Consignes:
a. Citez fidèlement le passage du document source qui commence par « Mardi 12 octobre, Alok » et se poursuit jusqu'à « pas été tenue. ».
b. Relevez toutes les dates du calendrier mentionnées dans le document source, chacune une seule fois.

Document source:
Mardi 12 octobre, Alok Sharma a prononcé un discours à l’Unesco dans lequel il revient sur les enjeux de la COP26 qui se tiendra du 31 octobre au 12 novembre 2021 à Glasgow en Écosse. Au cours de ses déclarations, il appelle les pays signataires à maintenir les températures en dessous de 1,5°C et exige des ambitions climatiques plus fortes pour y parvenir. La pression est surtout donnée aux pays industrialisés, dont la promesse des 100 milliards de dollars n’a toujours pas été tenue.
Le choix de la capitale française n’est pas un hasard. Alok Sharma, président de la COP 26, prononçait un discours à l’Unesco ce mardi 12 octobre. Accompagné de Laurent Fabius, ancien premier ministre et président de la COP 21, il résume ses attentes envers les pays signataires de l’Accord de Paris, signé six années plus tôt en France. Alok Sharma pose cartes sur table. Le compte à rebours pour le changement climatique est lancé depuis longtemps. Il ne reste plus que 19 jours avant l’ouverture de la conférence mondiale sur le climat, et « les émissions de gaz à effet continuent d’augmenter » d’après le président de la COP26. Alors, quel enjeu pour la COP à venir ? Laurent Fabius le rappelle en introduction. « La Cop 21 est une référence mondiale pour la lutte contre le changement climatique, indique-t-il face aux caméras. La COP26 doit être, elle, la Cop d’action ». C’est pourquoi l’ancien premier ministre apporte son soutien au « succès indispensable » de l’événement qui se tiendra à Glasgow dans quelques semaines.

Segment de données:

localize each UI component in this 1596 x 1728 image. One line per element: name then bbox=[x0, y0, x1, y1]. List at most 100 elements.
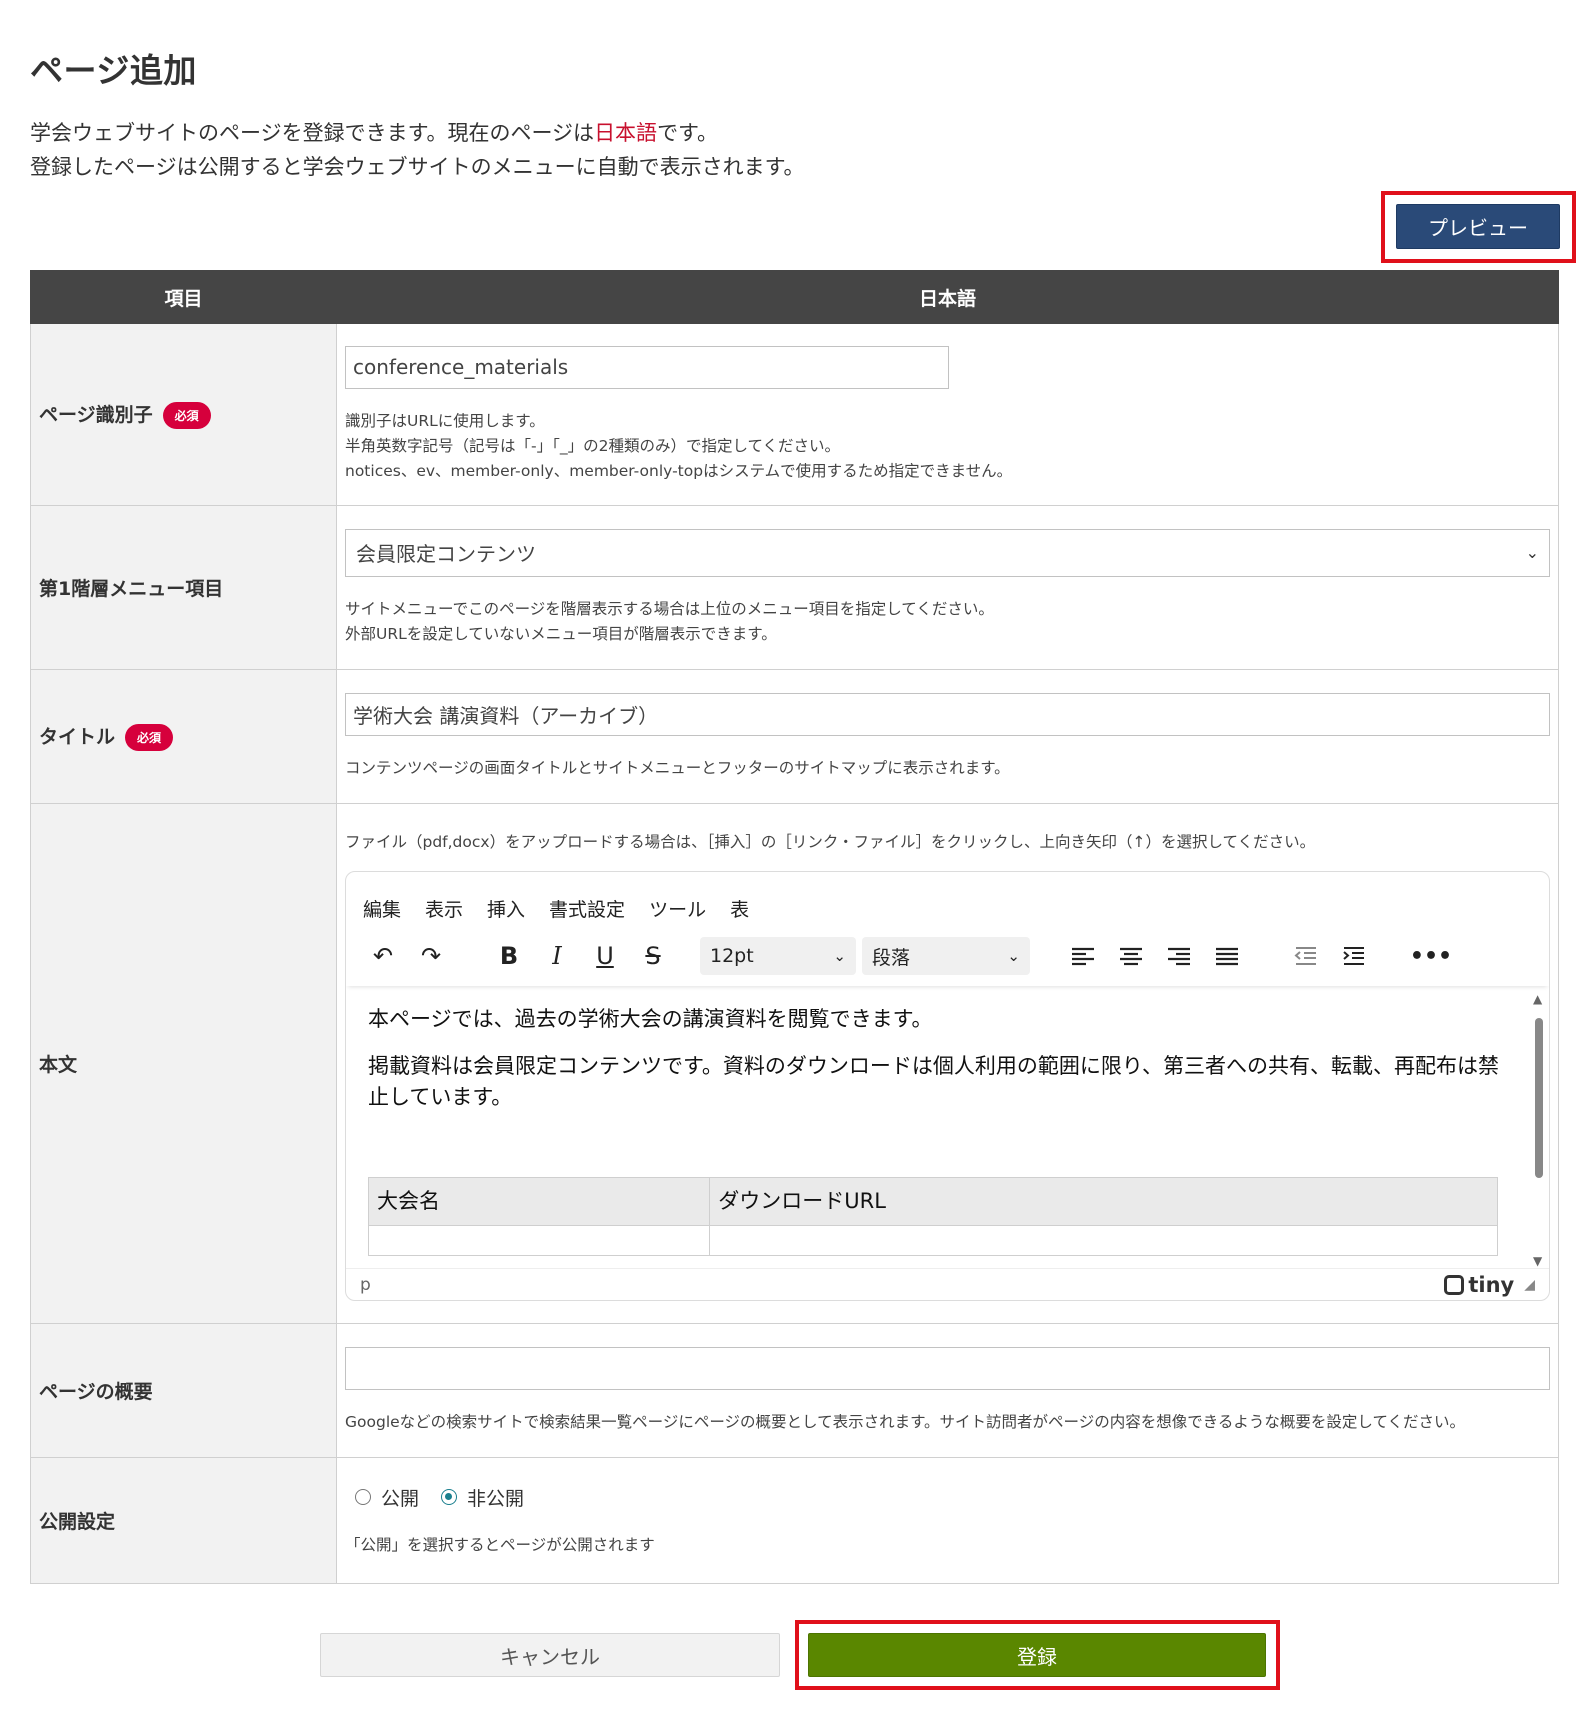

Solutions:
a.
Mardi 12 octobre, Alok Sharma a prononcé un discours à l’Unesco dans lequel il revient sur les enjeux de la COP26 qui se tiendra du 31 octobre au 12 novembre 2021 à Glasgow en Écosse. Au cours de ses déclarations, il appelle les pays signataires à maintenir les températures en dessous de 1,5°C et exige des ambitions climatiques plus fortes pour y parvenir. La pression est surtout donnée aux pays industrialisés, dont la promesse des 100 milliards de dollars n’a toujours pas été tenue.

b.
- mardi 12 octobre
- 31 octobre
- 12 novembre 2021